_REQUIRED TASK_: Reproduce each line that includes the word "kuin".

───── RECORD EXCERPTS

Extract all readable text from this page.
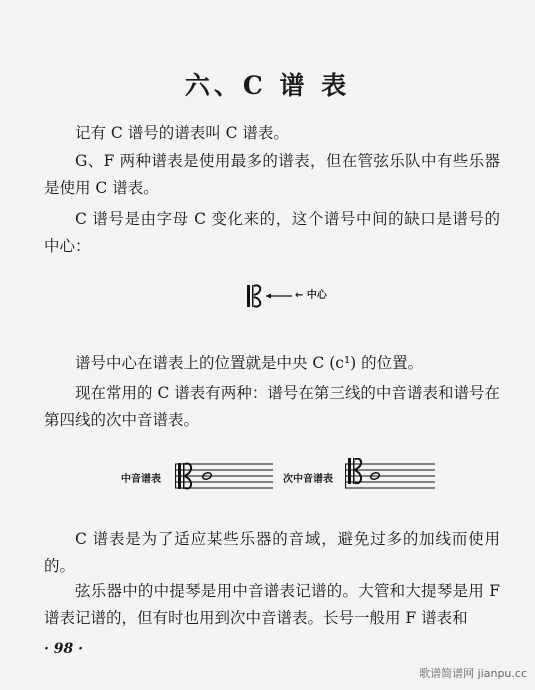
六、C 谱 表
记有 C 谱号的谱表叫 C 谱表。
G、F 两种谱表是使用最多的谱表，但在管弦乐队中有些乐器是使用 C 谱表。
C 谱号是由字母 C 变化来的，这个谱号中间的缺口是谱号的中心：
← 中心
谱号中心在谱表上的位置就是中央 C (c¹) 的位置。
现在常用的 C 谱表有两种：谱号在第三线的中音谱表和谱号在第四线的次中音谱表。
中音谱表	次中音谱表
C 谱表是为了适应某些乐器的音域，避免过多的加线而使用的。
弦乐器中的中提琴是用中音谱表记谱的。大管和大提琴是用 F 谱表记谱的，但有时也用到次中音谱表。长号一般用 F 谱表和
· 98 ·
歌谱简谱网 jianpu.cc
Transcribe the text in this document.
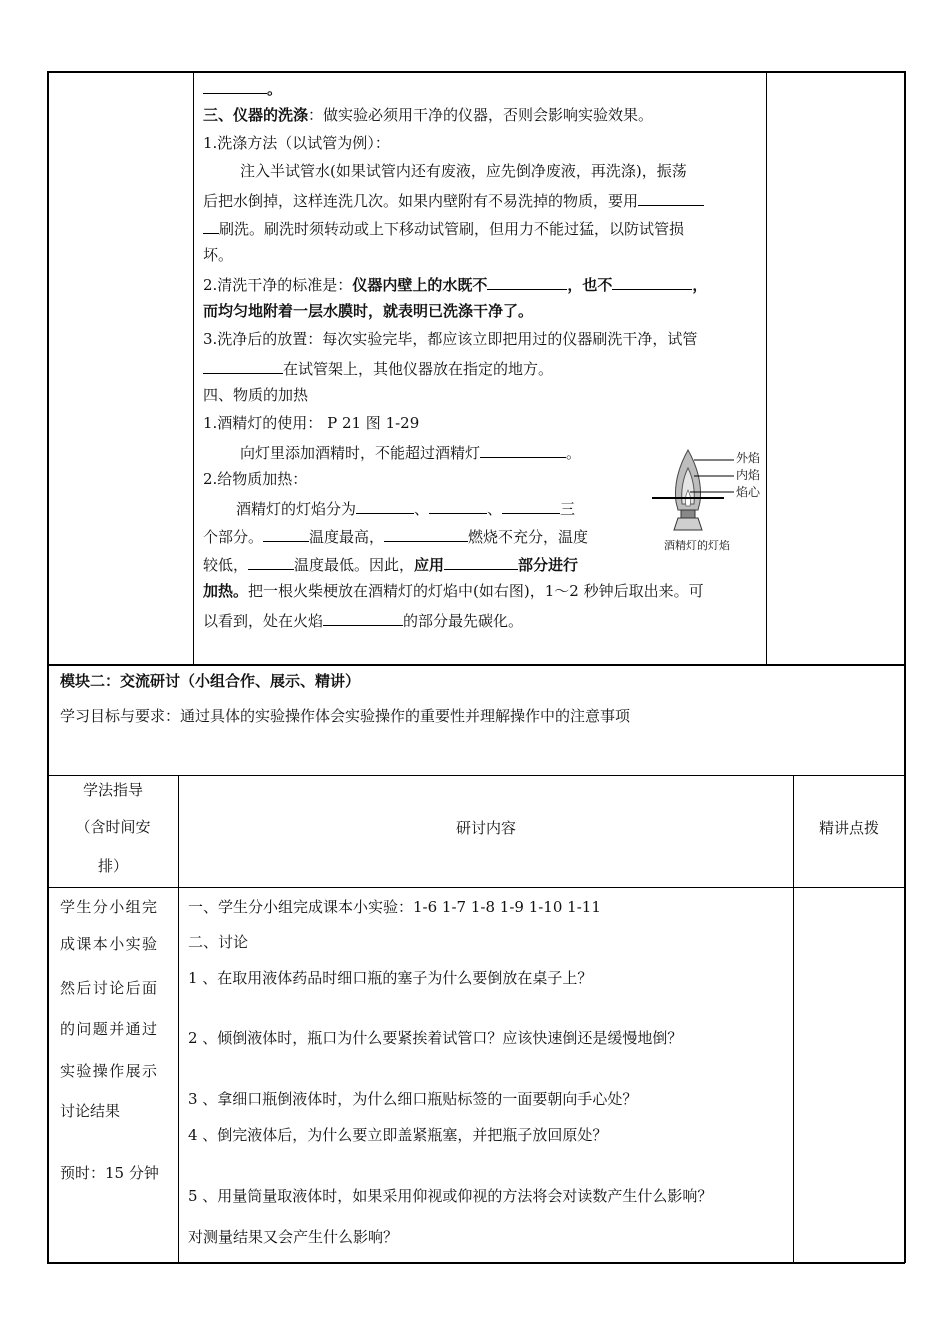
。
三、仪器的洗涤：做实验必须用干净的仪器，否则会影响实验效果。
1.洗涤方法（以试管为例）：
注入半试管水(如果试管内还有废液，应先倒净废液，再洗涤)，振荡
后把水倒掉，这样连洗几次。如果内壁附有不易洗掉的物质，要用
刷洗。刷洗时须转动或上下移动试管刷，但用力不能过猛，以防试管损
坏。
2.清洗干净的标准是：仪器内壁上的水既不	，也不	，
而均匀地附着一层水膜时，就表明已洗涤干净了。
3.洗净后的放置：每次实验完毕，都应该立即把用过的仪器刷洗干净，试管
在试管架上，其他仪器放在指定的地方。
四、物质的加热
1.酒精灯的使用： P 21 图 1-29
向灯里添加酒精时，不能超过酒精灯	。
2.给物质加热：
酒精灯的灯焰分为	、	、	三
个部分。	温度最高，	燃烧不充分，温度
较低，	温度最低。因此，应用	部分进行
加热。把一根火柴梗放在酒精灯的灯焰中(如右图)，1～2 秒钟后取出来。可
以看到，处在火焰	的部分最先碳化。
外焰
内焰
焰心
酒精灯的灯焰
模块二：交流研讨（小组合作、展示、精讲）
学习目标与要求：通过具体的实验操作体会实验操作的重要性并理解操作中的注意事项
学法指导
（含时间安
排）
研讨内容	精讲点拨
学生分小组完
成课本小实验
然后讨论后面
的问题并通过
实验操作展示
讨论结果
预时：15 分钟
一、学生分小组完成课本小实验：1-6 1-7 1-8 1-9 1-10 1-11
二、讨论
1 、在取用液体药品时细口瓶的塞子为什么要倒放在桌子上？
2 、倾倒液体时，瓶口为什么要紧挨着试管口？应该快速倒还是缓慢地倒？
3 、拿细口瓶倒液体时，为什么细口瓶贴标签的一面要朝向手心处？
4 、倒完液体后，为什么要立即盖紧瓶塞，并把瓶子放回原处？
5 、用量筒量取液体时，如果采用仰视或仰视的方法将会对读数产生什么影响？
对测量结果又会产生什么影响？
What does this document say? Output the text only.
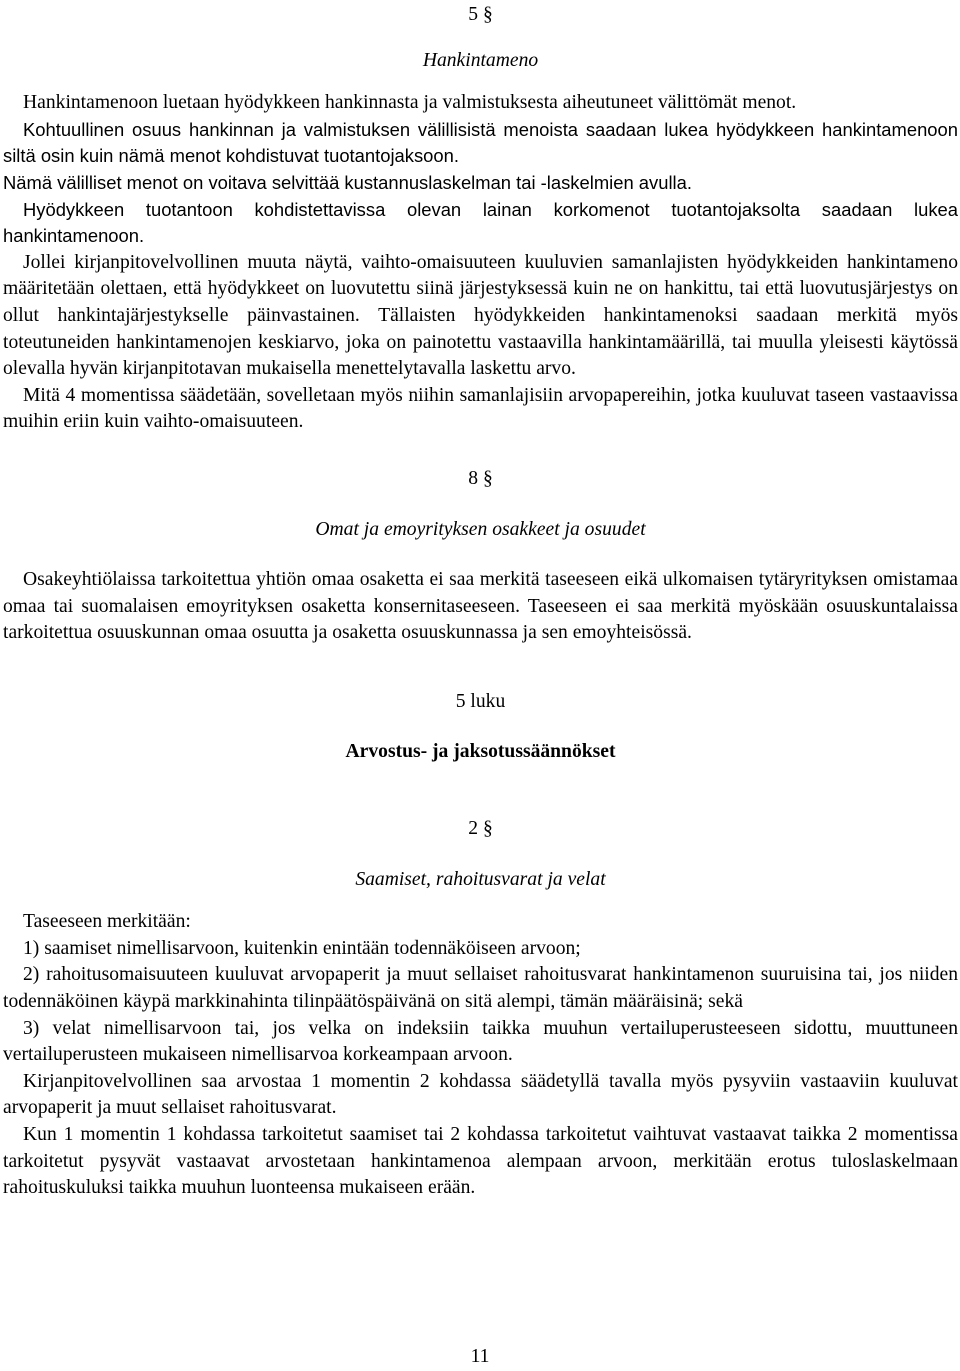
5 §
Hankintameno

Hankintamenoon luetaan hyödykkeen hankinnasta ja valmistuksesta aiheutuneet välittömät menot.

Kohtuullinen osuus hankinnan ja valmistuksen välillisistä menoista saadaan lukea hyödykkeen hankintamenoon siltä osin kuin nämä menot kohdistuvat tuotantojaksoon.

Nämä välilliset menot on voitava selvittää kustannuslaskelman tai -laskelmien avulla.

Hyödykkeen tuotantoon kohdistettavissa olevan lainan korkomenot tuotantojaksolta saadaan lukea hankintamenoon.

Jollei kirjanpitovelvollinen muuta näytä, vaihto-omaisuuteen kuuluvien samanlajisten hyödykkeiden hankintameno määritetään olettaen, että hyödykkeet on luovutettu siinä järjestyksessä kuin ne on hankittu, tai että luovutusjärjestys on ollut hankintajärjestykselle päinvastainen. Tällaisten hyödykkeiden hankintamenoksi saadaan merkitä myös toteutuneiden hankintamenojen keskiarvo, joka on painotettu vastaavilla hankintamäärillä, tai muulla yleisesti käytössä olevalla hyvän kirjanpitotavan mukaisella menettelytavalla laskettu arvo.

Mitä 4 momentissa säädetään, sovelletaan myös niihin samanlajisiin arvopapereihin, jotka kuuluvat taseen vastaavissa muihin eriin kuin vaihto-omaisuuteen.

8 §
Omat ja emoyrityksen osakkeet ja osuudet

Osakeyhtiölaissa tarkoitettua yhtiön omaa osaketta ei saa merkitä taseeseen eikä ulkomaisen tytäryrityksen omistamaa omaa tai suomalaisen emoyrityksen osaketta konsernitaseeseen. Taseeseen ei saa merkitä myöskään osuuskuntalaissa tarkoitettua osuuskunnan omaa osuutta ja osaketta osuuskunnassa ja sen emoyhteisössä.

5 luku
Arvostus- ja jaksotussäännökset
2 §
Saamiset, rahoitusvarat ja velat

Taseeseen merkitään:

1) saamiset nimellisarvoon, kuitenkin enintään todennäköiseen arvoon;

2) rahoitusomaisuuteen kuuluvat arvopaperit ja muut sellaiset rahoitusvarat hankintamenon suuruisina tai, jos niiden todennäköinen käypä markkinahinta tilinpäätöspäivänä on sitä alempi, tämän määräisinä; sekä

3) velat nimellisarvoon tai, jos velka on indeksiin taikka muuhun vertailuperusteeseen sidottu, muuttuneen vertailuperusteen mukaiseen nimellisarvoa korkeampaan arvoon.

Kirjanpitovelvollinen saa arvostaa 1 momentin 2 kohdassa säädetyllä tavalla myös pysyviin vastaaviin kuuluvat arvopaperit ja muut sellaiset rahoitusvarat.

Kun 1 momentin 1 kohdassa tarkoitetut saamiset tai 2 kohdassa tarkoitetut vaihtuvat vastaavat taikka 2 momentissa tarkoitetut pysyvät vastaavat arvostetaan hankintamenoa alempaan arvoon, merkitään erotus tuloslaskelmaan rahoituskuluksi taikka muuhun luonteensa mukaiseen erään.

11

──────────

_REPLY_:
Kohtuullinen osuus hankinnan ja valmistuksen välillisistä menoista saadaan lukea hyödykkeen hankintamenoon siltä osin kuin nämä menot kohdistuvat tuotantojaksoon.
Jollei kirjanpitovelvollinen muuta näytä, vaihto-omaisuuteen kuuluvien samanlajisten hyödykkeiden hankintameno määritetään olettaen, että hyödykkeet on luovutettu siinä järjestyksessä kuin ne on hankittu, tai että luovutusjärjestys on ollut hankintajärjestykselle päinvastainen. Tällaisten hyödykkeiden hankintamenoksi saadaan merkitä myös toteutuneiden hankintamenojen keskiarvo, joka on painotettu vastaavilla hankintamäärillä, tai muulla yleisesti käytössä olevalla hyvän kirjanpitotavan mukaisella menettelytavalla laskettu arvo.
Mitä 4 momentissa säädetään, sovelletaan myös niihin samanlajisiin arvopapereihin, jotka kuuluvat taseen vastaavissa muihin eriin kuin vaihto-omaisuuteen.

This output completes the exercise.